SHORT TASK
For each line below that includes the word "frac", make a copy.

[Stored records]
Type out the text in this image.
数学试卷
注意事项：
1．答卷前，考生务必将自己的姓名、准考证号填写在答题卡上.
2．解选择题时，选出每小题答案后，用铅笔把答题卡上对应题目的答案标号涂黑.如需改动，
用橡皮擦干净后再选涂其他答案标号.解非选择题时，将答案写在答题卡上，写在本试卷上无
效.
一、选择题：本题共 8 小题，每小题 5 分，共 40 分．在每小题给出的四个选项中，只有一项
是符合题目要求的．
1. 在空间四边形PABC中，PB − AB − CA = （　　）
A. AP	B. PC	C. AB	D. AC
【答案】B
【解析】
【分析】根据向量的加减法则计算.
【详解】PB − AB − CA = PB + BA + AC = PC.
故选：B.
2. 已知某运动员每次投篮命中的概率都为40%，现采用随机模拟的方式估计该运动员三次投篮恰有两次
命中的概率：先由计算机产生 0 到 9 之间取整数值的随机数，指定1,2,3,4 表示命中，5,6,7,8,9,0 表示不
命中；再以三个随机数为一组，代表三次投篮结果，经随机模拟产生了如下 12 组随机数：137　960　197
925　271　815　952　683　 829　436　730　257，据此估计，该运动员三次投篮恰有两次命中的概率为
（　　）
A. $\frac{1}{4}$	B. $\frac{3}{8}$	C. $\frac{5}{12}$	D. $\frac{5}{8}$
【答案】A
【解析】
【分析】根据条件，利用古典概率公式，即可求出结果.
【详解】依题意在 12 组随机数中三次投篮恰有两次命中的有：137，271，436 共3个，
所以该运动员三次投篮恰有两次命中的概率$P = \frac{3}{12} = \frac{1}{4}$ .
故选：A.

OUTPUT FOR THIS TASK
A. $\frac{1}{4}$	B. $\frac{3}{8}$	C. $\frac{5}{12}$	D. $\frac{5}{8}$
所以该运动员三次投篮恰有两次命中的概率$P = \frac{3}{12} = \frac{1}{4}$ .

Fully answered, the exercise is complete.